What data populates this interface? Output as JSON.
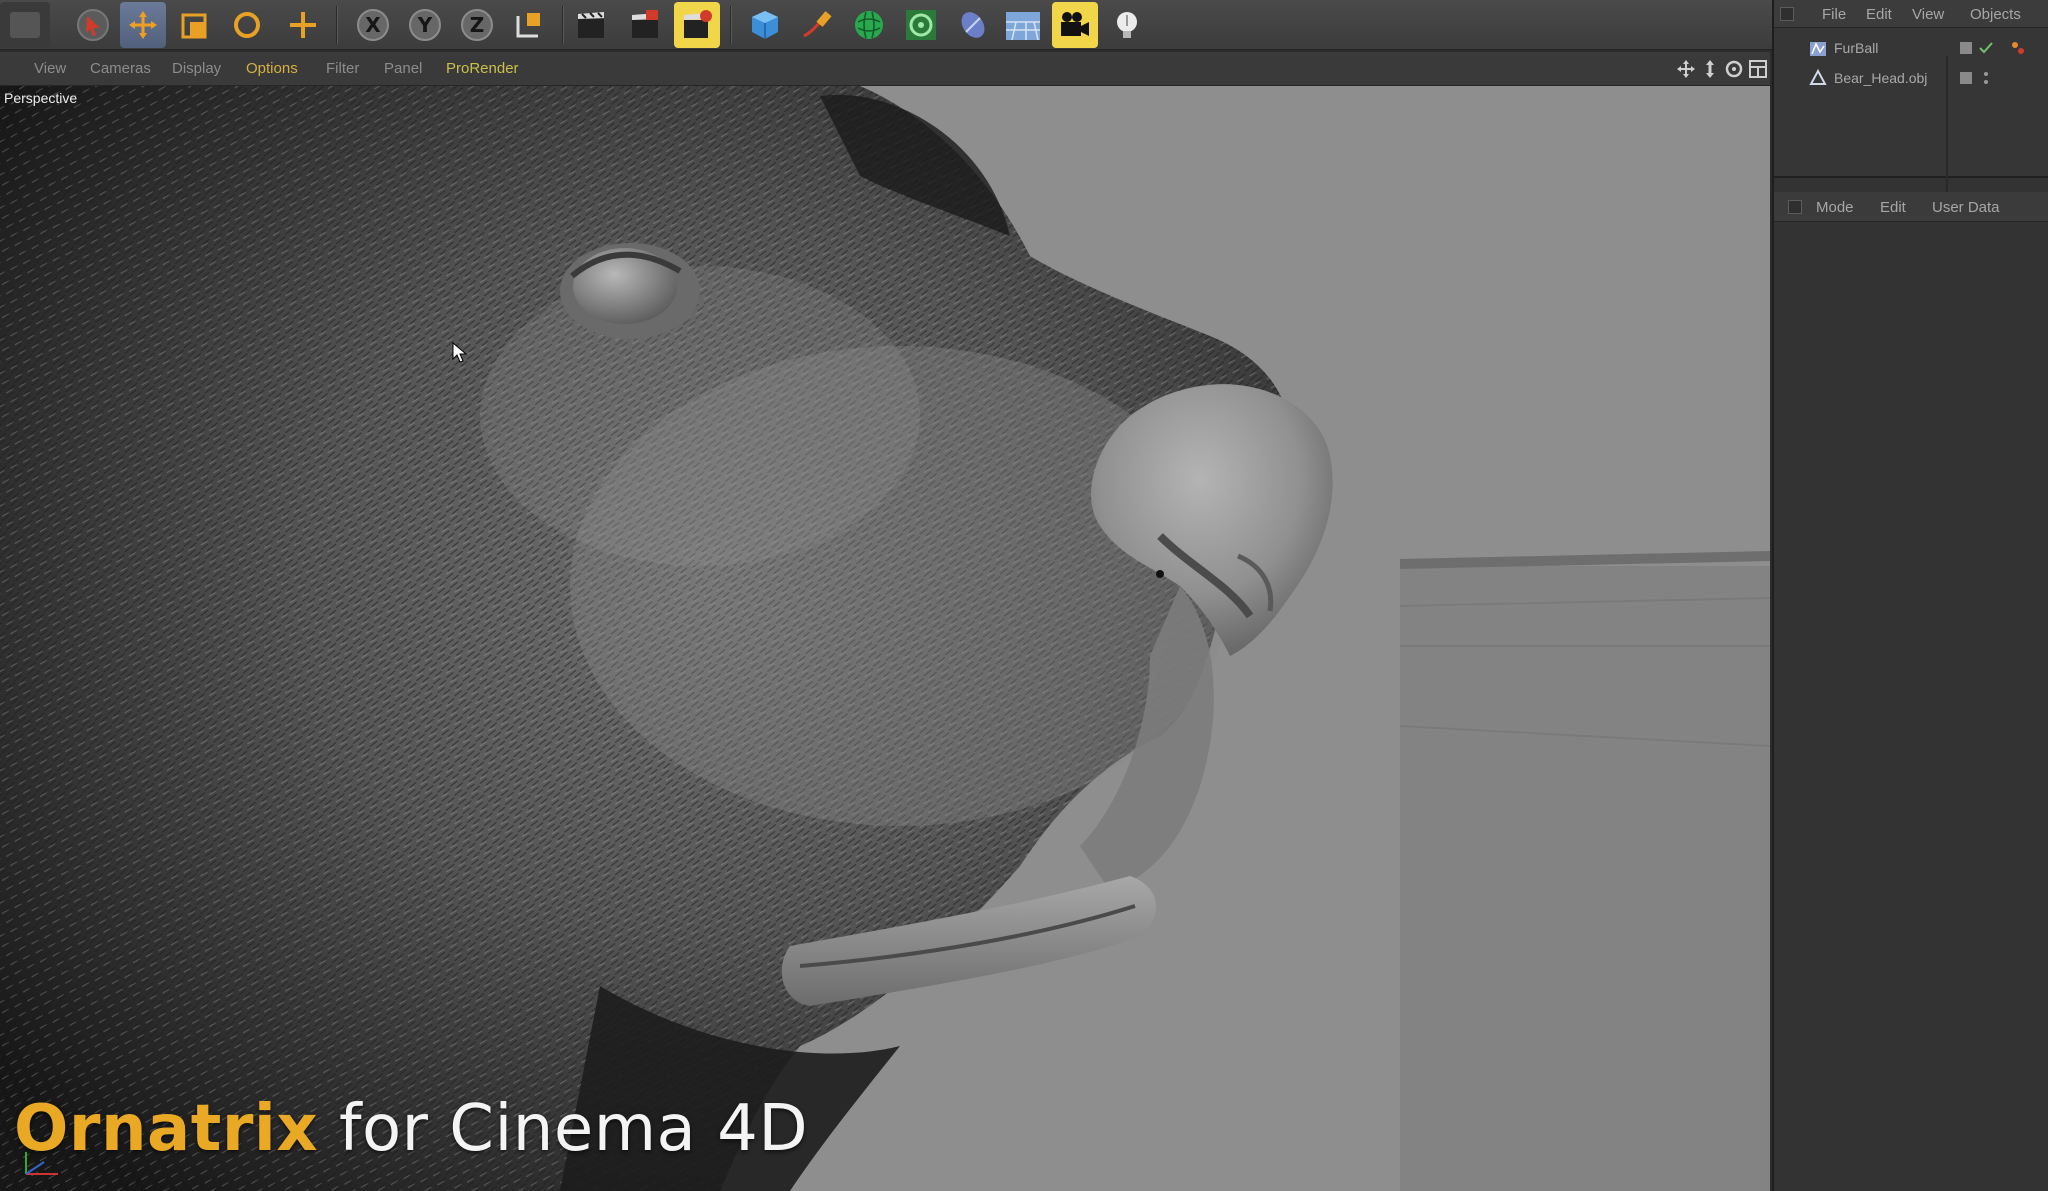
{
  "toolbar": {
    "tools": [
      {
        "icon": "undo-view-icon"
      },
      {
        "icon": "select-arrow-icon"
      },
      {
        "icon": "move-icon"
      },
      {
        "icon": "scale-icon"
      },
      {
        "icon": "rotate-icon"
      },
      {
        "icon": "add-object-icon"
      },
      {
        "icon": "x-axis-lock-icon",
        "label": "X"
      },
      {
        "icon": "y-axis-lock-icon",
        "label": "Y"
      },
      {
        "icon": "z-axis-lock-icon",
        "label": "Z"
      },
      {
        "icon": "coordinate-system-icon"
      },
      {
        "icon": "render-view-icon"
      },
      {
        "icon": "render-to-picture-viewer-icon"
      },
      {
        "icon": "render-settings-icon"
      },
      {
        "icon": "cube-primitive-icon"
      },
      {
        "icon": "pen-spline-icon"
      },
      {
        "icon": "subdivision-surface-icon"
      },
      {
        "icon": "array-generator-icon"
      },
      {
        "icon": "deformer-icon"
      },
      {
        "icon": "floor-environment-icon"
      },
      {
        "icon": "camera-icon"
      },
      {
        "icon": "light-icon"
      }
    ]
  },
  "viewport_menu": {
    "items": [
      "View",
      "Cameras",
      "Display",
      "Options",
      "Filter",
      "Panel",
      "ProRender"
    ],
    "active": "Options",
    "nav_icons": [
      "move-view-icon",
      "zoom-view-icon",
      "rotate-view-icon",
      "toggle-layout-icon"
    ]
  },
  "viewport": {
    "label": "Perspective"
  },
  "overlay": {
    "brand": "Ornatrix",
    "rest": " for Cinema 4D",
    "brand_color": "#e9a925"
  },
  "object_manager": {
    "menu": [
      "File",
      "Edit",
      "View",
      "Objects"
    ],
    "objects": [
      {
        "name": "FurBall",
        "icon": "furball-icon"
      },
      {
        "name": "Bear_Head.obj",
        "icon": "polygon-object-icon"
      }
    ]
  },
  "attribute_manager": {
    "menu": [
      "Mode",
      "Edit",
      "User Data"
    ]
  },
  "colors": {
    "toolbar_bg": "#404040",
    "viewport_bg": "#8f8f8f",
    "panel_bg": "#333333",
    "active_menu": "#d7b040",
    "highlight_tool": "#f2d64a"
  }
}
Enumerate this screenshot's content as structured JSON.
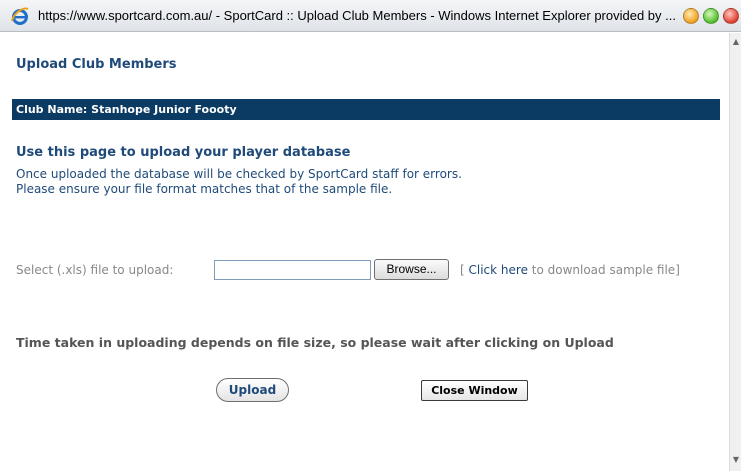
{
  "window": {
    "title": "https://www.sportcard.com.au/ - SportCard :: Upload Club Members - Windows Internet Explorer provided by ...",
    "icon": "ie-icon"
  },
  "page": {
    "title": "Upload Club Members",
    "club_name": "Club Name: Stanhope Junior Foooty",
    "section_heading": "Use this page to upload your player database",
    "info_line1": "Once uploaded the database will be checked by SportCard staff for errors.",
    "info_line2": "Please ensure your file format matches that of the sample file."
  },
  "upload_form": {
    "select_label": "Select (.xls) file to upload:",
    "file_value": "",
    "browse_label": "Browse...",
    "sample_prefix": "[ ",
    "sample_link": "Click here",
    "sample_suffix": " to download sample file]"
  },
  "notice": "Time taken in uploading depends on file size, so please wait after clicking on Upload",
  "buttons": {
    "upload_label": "Upload",
    "close_label": "Close Window"
  },
  "scrollbar": {
    "up_arrow": "▲",
    "down_arrow": "▼"
  }
}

═══

**What the exercise asks**
How many lines of these entries contain "Club"? Answer with the number and nothing else.

**Solution for this exercise**
3